The exercise: Restate all of the data exactly.

(Stored entries)
++++

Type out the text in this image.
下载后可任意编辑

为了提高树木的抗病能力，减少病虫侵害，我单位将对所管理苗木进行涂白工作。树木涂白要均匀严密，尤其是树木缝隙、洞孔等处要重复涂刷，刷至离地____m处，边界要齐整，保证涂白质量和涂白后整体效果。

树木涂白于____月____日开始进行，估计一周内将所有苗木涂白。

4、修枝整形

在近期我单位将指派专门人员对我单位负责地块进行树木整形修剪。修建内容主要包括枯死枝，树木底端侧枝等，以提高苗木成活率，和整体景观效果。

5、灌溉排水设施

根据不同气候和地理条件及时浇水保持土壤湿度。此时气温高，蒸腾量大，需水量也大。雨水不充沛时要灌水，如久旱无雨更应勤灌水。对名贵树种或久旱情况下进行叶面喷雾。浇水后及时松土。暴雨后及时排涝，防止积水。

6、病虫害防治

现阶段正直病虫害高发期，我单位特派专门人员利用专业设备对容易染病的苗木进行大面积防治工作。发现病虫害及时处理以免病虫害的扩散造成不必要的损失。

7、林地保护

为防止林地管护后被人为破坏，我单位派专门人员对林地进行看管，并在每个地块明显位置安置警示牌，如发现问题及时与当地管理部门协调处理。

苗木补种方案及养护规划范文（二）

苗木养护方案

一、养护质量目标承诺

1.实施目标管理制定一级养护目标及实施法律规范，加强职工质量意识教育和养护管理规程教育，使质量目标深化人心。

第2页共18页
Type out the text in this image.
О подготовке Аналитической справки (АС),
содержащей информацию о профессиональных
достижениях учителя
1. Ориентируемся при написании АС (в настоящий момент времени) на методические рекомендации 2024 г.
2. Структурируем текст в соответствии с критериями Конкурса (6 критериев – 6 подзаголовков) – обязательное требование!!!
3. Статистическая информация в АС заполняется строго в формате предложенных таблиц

++++

Exercise response:
Type out the text in this image.
下载后可任意编辑

为了提高树木的抗病能力，减少病虫侵害，我单位将对所管理苗木进行涂白工作。树木涂白要均匀严密，尤其是树木缝隙、洞孔等处要重复涂刷，刷至离地____m处，边界要齐整，保证涂白质量和涂白后整体效果。

树木涂白于____月____日开始进行，估计一周内将所有苗木涂白。

4、修枝整形

在近期我单位将指派专门人员对我单位负责地块进行树木整形修剪。修建内容主要包括枯死枝，树木底端侧枝等，以提高苗木成活率，和整体景观效果。

5、灌溉排水设施

根据不同气候和地理条件及时浇水保持土壤湿度。此时气温高，蒸腾量大，需水量也大。雨水不充沛时要灌水，如久旱无雨更应勤灌水。对名贵树种或久旱情况下进行叶面喷雾。浇水后及时松土。暴雨后及时排涝，防止积水。

6、病虫害防治

现阶段正直病虫害高发期，我单位特派专门人员利用专业设备对容易染病的苗木进行大面积防治工作。发现病虫害及时处理以免病虫害的扩散造成不必要的损失。

7、林地保护

为防止林地管护后被人为破坏，我单位派专门人员对林地进行看管，并在每个地块明显位置安置警示牌，如发现问题及时与当地管理部门协调处理。

苗木补种方案及养护规划范文（二）

苗木养护方案

一、养护质量目标承诺

1.实施目标管理制定一级养护目标及实施法律规范，加强职工质量意识教育和养护管理规程教育，使质量目标深化人心。

第2页共18页
Type out the text in this image.
О подготовке Аналитической справки (АС),
содержащей информацию о профессиональных
достижениях учителя
1. Ориентируемся при написании АС (в настоящий момент времени) на методические рекомендации 2024 г.
2. Структурируем текст в соответствии с критериями Конкурса (6 критериев – 6 подзаголовков) – обязательное требование!!!
3. Статистическая информация в АС заполняется строго в формате предложенных таблиц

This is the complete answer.